:: Records for processing ::

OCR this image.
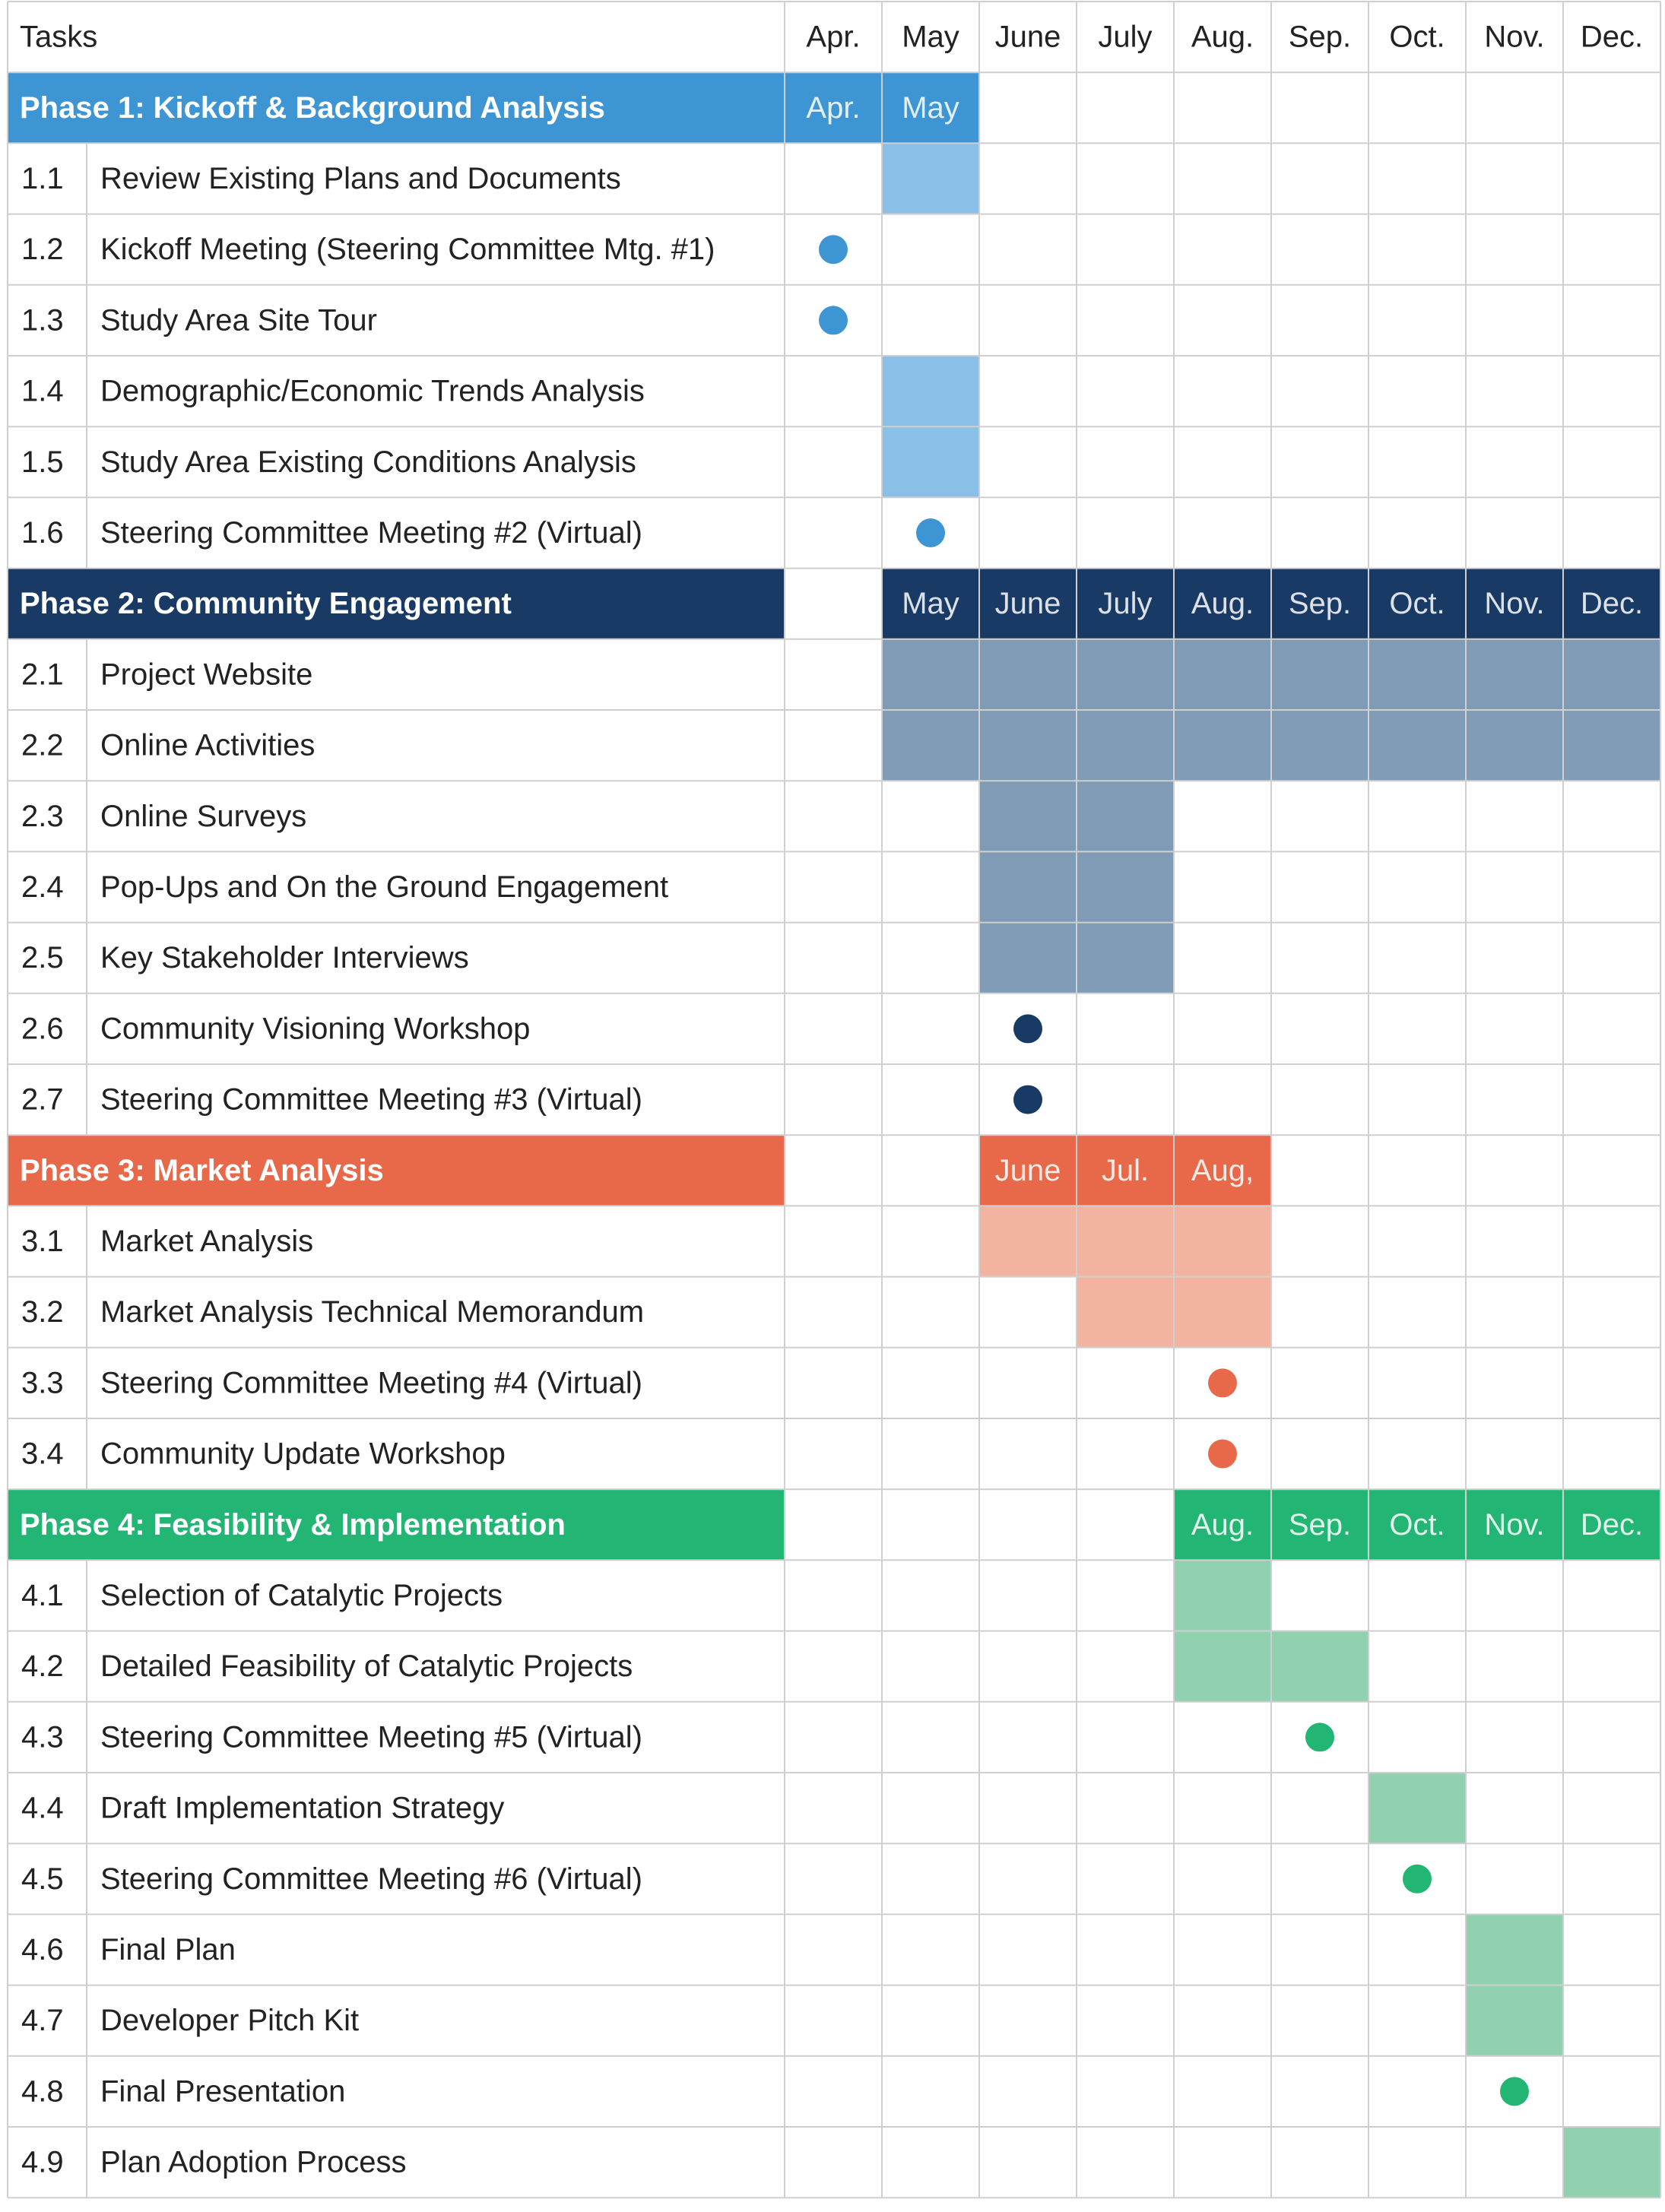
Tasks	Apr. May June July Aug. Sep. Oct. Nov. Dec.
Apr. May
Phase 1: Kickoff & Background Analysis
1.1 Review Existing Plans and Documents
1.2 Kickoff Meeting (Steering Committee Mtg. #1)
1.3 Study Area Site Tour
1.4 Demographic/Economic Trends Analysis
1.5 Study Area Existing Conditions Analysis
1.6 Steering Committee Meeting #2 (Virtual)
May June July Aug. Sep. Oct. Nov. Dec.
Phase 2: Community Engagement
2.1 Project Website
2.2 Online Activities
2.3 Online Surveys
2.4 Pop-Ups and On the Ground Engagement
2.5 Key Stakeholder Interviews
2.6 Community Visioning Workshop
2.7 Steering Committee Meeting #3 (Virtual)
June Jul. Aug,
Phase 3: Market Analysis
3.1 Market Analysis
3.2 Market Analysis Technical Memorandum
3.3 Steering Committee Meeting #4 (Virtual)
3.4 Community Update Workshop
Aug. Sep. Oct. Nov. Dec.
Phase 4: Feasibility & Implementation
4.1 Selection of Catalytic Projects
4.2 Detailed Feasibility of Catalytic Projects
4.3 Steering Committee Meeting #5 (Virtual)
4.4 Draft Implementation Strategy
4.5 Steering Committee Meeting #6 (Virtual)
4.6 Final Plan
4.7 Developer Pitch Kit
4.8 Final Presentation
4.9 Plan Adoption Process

:::
:: Records for processing ::

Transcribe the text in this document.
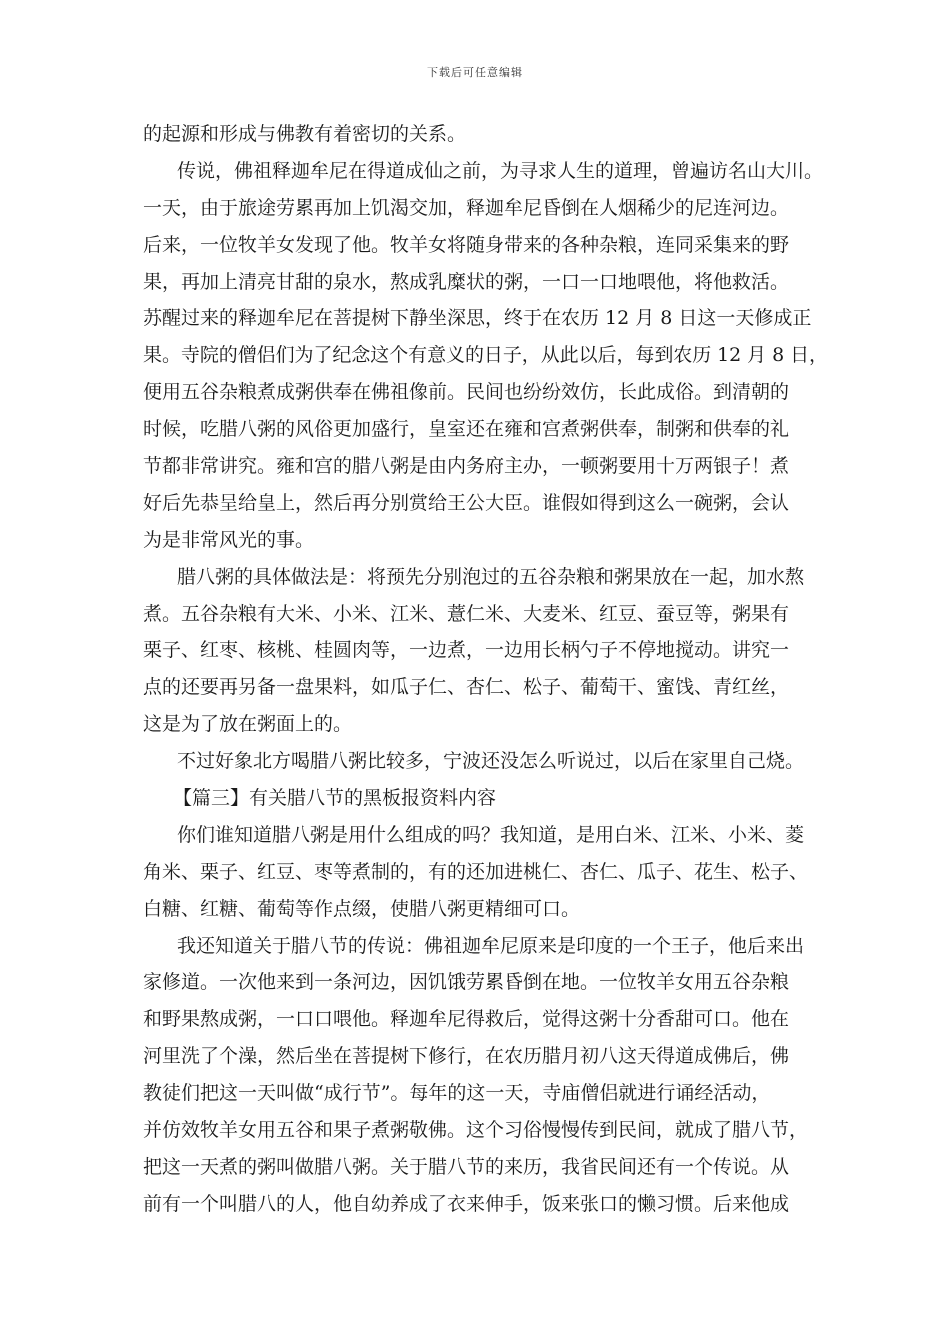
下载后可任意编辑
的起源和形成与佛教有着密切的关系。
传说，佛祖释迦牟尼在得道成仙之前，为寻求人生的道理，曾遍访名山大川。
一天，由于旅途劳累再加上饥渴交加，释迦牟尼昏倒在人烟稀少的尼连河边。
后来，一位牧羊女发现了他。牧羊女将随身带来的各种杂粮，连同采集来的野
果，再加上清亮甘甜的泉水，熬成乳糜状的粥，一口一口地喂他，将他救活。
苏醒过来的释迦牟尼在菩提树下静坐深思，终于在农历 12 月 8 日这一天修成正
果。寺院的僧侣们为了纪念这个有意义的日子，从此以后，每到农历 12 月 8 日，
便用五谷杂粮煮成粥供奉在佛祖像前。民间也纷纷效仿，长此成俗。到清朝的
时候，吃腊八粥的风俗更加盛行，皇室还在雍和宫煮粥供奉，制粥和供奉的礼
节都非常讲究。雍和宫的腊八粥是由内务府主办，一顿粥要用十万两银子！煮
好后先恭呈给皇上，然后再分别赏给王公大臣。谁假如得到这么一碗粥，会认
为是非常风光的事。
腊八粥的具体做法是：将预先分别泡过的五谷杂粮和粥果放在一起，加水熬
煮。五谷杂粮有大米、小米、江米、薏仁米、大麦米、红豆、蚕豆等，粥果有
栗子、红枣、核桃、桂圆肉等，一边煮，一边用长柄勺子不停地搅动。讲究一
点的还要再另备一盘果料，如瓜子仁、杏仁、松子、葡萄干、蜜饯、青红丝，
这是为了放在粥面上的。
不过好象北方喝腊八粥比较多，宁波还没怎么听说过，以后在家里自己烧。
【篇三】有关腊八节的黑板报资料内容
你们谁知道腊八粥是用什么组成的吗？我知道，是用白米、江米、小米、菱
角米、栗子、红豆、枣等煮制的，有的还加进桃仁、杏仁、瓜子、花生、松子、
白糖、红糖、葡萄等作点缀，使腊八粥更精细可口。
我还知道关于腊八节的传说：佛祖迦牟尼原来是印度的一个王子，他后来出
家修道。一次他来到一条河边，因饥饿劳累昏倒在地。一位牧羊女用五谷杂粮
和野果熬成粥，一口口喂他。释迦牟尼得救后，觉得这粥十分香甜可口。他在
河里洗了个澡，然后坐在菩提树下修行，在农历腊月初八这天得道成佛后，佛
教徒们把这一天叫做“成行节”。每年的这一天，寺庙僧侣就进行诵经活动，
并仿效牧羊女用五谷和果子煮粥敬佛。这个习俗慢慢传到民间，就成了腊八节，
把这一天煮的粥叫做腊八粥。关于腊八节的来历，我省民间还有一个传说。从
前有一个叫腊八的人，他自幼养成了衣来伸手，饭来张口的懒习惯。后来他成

:::

Your goal:
Identify which lines contain the word "July" and copy each one.

Task answer:
Tasks	Apr. May June July Aug. Sep. Oct. Nov. Dec.
May June July Aug. Sep. Oct. Nov. Dec.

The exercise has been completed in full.